Write out each record below exactly as it appears, with no pictures.

** begin **

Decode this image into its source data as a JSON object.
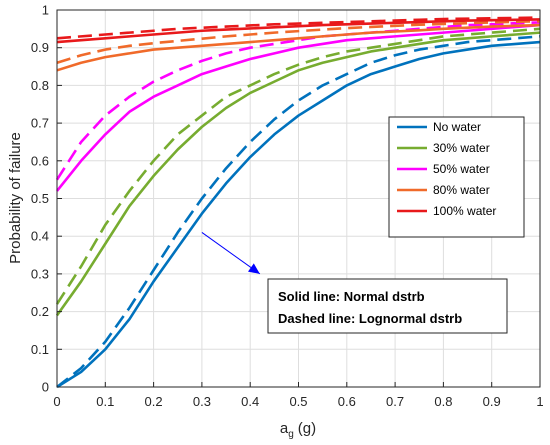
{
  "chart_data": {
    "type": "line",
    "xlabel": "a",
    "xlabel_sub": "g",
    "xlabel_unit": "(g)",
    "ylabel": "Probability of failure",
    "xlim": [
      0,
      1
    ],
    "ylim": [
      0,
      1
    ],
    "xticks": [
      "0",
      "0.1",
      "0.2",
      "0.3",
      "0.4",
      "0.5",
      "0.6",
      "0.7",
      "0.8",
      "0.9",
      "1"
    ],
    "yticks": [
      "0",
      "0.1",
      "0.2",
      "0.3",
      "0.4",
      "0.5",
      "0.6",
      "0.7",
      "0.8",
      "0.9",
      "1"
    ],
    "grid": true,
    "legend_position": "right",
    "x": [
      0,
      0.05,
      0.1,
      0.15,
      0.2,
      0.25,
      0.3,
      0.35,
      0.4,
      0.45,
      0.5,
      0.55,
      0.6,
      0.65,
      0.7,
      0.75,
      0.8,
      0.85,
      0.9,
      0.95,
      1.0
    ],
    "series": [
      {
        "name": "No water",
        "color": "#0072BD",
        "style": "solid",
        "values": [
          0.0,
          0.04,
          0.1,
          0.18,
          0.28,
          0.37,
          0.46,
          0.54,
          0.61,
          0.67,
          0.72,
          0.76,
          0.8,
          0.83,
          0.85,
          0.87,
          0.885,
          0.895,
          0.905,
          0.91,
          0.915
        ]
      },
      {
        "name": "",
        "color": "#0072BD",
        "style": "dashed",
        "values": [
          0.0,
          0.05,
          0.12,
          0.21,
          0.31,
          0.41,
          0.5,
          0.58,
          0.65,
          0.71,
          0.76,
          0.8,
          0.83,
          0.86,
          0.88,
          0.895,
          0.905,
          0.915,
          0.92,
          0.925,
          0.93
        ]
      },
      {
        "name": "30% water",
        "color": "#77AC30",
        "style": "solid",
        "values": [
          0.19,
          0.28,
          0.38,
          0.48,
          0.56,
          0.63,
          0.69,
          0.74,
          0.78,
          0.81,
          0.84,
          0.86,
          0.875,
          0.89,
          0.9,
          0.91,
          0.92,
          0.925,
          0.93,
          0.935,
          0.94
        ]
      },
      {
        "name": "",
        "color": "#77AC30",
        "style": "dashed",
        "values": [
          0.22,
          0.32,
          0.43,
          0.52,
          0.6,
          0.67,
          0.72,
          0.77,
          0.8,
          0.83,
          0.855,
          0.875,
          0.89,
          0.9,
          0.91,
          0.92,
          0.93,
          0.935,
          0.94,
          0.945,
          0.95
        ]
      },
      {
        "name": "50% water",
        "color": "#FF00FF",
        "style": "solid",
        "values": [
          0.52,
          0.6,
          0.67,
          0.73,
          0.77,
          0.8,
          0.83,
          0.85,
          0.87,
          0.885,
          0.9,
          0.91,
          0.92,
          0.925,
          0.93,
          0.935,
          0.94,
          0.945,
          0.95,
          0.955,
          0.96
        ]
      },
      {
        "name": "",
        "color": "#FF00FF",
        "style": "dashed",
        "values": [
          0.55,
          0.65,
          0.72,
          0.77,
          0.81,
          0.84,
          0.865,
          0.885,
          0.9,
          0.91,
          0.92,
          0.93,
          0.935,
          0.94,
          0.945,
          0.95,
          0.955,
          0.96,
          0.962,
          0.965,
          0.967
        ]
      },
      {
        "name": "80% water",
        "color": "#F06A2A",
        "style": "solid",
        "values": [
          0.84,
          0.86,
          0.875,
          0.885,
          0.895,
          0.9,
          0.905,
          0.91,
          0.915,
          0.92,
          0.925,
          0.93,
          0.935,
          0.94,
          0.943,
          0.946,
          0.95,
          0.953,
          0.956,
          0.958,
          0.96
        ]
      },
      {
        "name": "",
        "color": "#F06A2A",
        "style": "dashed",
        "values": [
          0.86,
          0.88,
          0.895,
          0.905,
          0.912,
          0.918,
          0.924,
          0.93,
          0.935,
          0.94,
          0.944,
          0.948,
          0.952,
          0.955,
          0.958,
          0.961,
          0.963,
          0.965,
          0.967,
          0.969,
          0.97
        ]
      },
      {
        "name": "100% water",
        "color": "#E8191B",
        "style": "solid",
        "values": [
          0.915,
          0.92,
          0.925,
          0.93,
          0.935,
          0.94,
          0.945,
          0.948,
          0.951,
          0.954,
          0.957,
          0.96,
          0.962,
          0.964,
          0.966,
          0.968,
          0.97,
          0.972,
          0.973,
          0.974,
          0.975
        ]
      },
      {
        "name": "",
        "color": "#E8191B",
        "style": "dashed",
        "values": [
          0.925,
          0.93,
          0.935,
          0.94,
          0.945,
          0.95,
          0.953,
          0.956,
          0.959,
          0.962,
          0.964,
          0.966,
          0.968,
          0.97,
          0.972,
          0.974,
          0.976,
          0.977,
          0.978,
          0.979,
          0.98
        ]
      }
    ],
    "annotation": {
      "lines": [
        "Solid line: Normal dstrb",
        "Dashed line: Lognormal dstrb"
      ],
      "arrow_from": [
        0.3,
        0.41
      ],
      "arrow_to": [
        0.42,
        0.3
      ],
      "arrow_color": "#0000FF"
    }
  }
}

** end **

▸ Written response:
Decode this image into its source data as a JSON object.
{
  "chart_data": {
    "type": "line",
    "xlabel": "a",
    "xlabel_sub": "g",
    "xlabel_unit": "(g)",
    "ylabel": "Probability of failure",
    "xlim": [
      0,
      1
    ],
    "ylim": [
      0,
      1
    ],
    "xticks": [
      "0",
      "0.1",
      "0.2",
      "0.3",
      "0.4",
      "0.5",
      "0.6",
      "0.7",
      "0.8",
      "0.9",
      "1"
    ],
    "yticks": [
      "0",
      "0.1",
      "0.2",
      "0.3",
      "0.4",
      "0.5",
      "0.6",
      "0.7",
      "0.8",
      "0.9",
      "1"
    ],
    "grid": true,
    "legend_position": "right",
    "x": [
      0,
      0.05,
      0.1,
      0.15,
      0.2,
      0.25,
      0.3,
      0.35,
      0.4,
      0.45,
      0.5,
      0.55,
      0.6,
      0.65,
      0.7,
      0.75,
      0.8,
      0.85,
      0.9,
      0.95,
      1.0
    ],
    "series": [
      {
        "name": "No water",
        "color": "#0072BD",
        "style": "solid",
        "values": [
          0.0,
          0.04,
          0.1,
          0.18,
          0.28,
          0.37,
          0.46,
          0.54,
          0.61,
          0.67,
          0.72,
          0.76,
          0.8,
          0.83,
          0.85,
          0.87,
          0.885,
          0.895,
          0.905,
          0.91,
          0.915
        ]
      },
      {
        "name": "",
        "color": "#0072BD",
        "style": "dashed",
        "values": [
          0.0,
          0.05,
          0.12,
          0.21,
          0.31,
          0.41,
          0.5,
          0.58,
          0.65,
          0.71,
          0.76,
          0.8,
          0.83,
          0.86,
          0.88,
          0.895,
          0.905,
          0.915,
          0.92,
          0.925,
          0.93
        ]
      },
      {
        "name": "30% water",
        "color": "#77AC30",
        "style": "solid",
        "values": [
          0.19,
          0.28,
          0.38,
          0.48,
          0.56,
          0.63,
          0.69,
          0.74,
          0.78,
          0.81,
          0.84,
          0.86,
          0.875,
          0.89,
          0.9,
          0.91,
          0.92,
          0.925,
          0.93,
          0.935,
          0.94
        ]
      },
      {
        "name": "",
        "color": "#77AC30",
        "style": "dashed",
        "values": [
          0.22,
          0.32,
          0.43,
          0.52,
          0.6,
          0.67,
          0.72,
          0.77,
          0.8,
          0.83,
          0.855,
          0.875,
          0.89,
          0.9,
          0.91,
          0.92,
          0.93,
          0.935,
          0.94,
          0.945,
          0.95
        ]
      },
      {
        "name": "50% water",
        "color": "#FF00FF",
        "style": "solid",
        "values": [
          0.52,
          0.6,
          0.67,
          0.73,
          0.77,
          0.8,
          0.83,
          0.85,
          0.87,
          0.885,
          0.9,
          0.91,
          0.92,
          0.925,
          0.93,
          0.935,
          0.94,
          0.945,
          0.95,
          0.955,
          0.96
        ]
      },
      {
        "name": "",
        "color": "#FF00FF",
        "style": "dashed",
        "values": [
          0.55,
          0.65,
          0.72,
          0.77,
          0.81,
          0.84,
          0.865,
          0.885,
          0.9,
          0.91,
          0.92,
          0.93,
          0.935,
          0.94,
          0.945,
          0.95,
          0.955,
          0.96,
          0.962,
          0.965,
          0.967
        ]
      },
      {
        "name": "80% water",
        "color": "#F06A2A",
        "style": "solid",
        "values": [
          0.84,
          0.86,
          0.875,
          0.885,
          0.895,
          0.9,
          0.905,
          0.91,
          0.915,
          0.92,
          0.925,
          0.93,
          0.935,
          0.94,
          0.943,
          0.946,
          0.95,
          0.953,
          0.956,
          0.958,
          0.96
        ]
      },
      {
        "name": "",
        "color": "#F06A2A",
        "style": "dashed",
        "values": [
          0.86,
          0.88,
          0.895,
          0.905,
          0.912,
          0.918,
          0.924,
          0.93,
          0.935,
          0.94,
          0.944,
          0.948,
          0.952,
          0.955,
          0.958,
          0.961,
          0.963,
          0.965,
          0.967,
          0.969,
          0.97
        ]
      },
      {
        "name": "100% water",
        "color": "#E8191B",
        "style": "solid",
        "values": [
          0.915,
          0.92,
          0.925,
          0.93,
          0.935,
          0.94,
          0.945,
          0.948,
          0.951,
          0.954,
          0.957,
          0.96,
          0.962,
          0.964,
          0.966,
          0.968,
          0.97,
          0.972,
          0.973,
          0.974,
          0.975
        ]
      },
      {
        "name": "",
        "color": "#E8191B",
        "style": "dashed",
        "values": [
          0.925,
          0.93,
          0.935,
          0.94,
          0.945,
          0.95,
          0.953,
          0.956,
          0.959,
          0.962,
          0.964,
          0.966,
          0.968,
          0.97,
          0.972,
          0.974,
          0.976,
          0.977,
          0.978,
          0.979,
          0.98
        ]
      }
    ],
    "annotation": {
      "lines": [
        "Solid line: Normal dstrb",
        "Dashed line: Lognormal dstrb"
      ],
      "arrow_from": [
        0.3,
        0.41
      ],
      "arrow_to": [
        0.42,
        0.3
      ],
      "arrow_color": "#0000FF"
    }
  }
}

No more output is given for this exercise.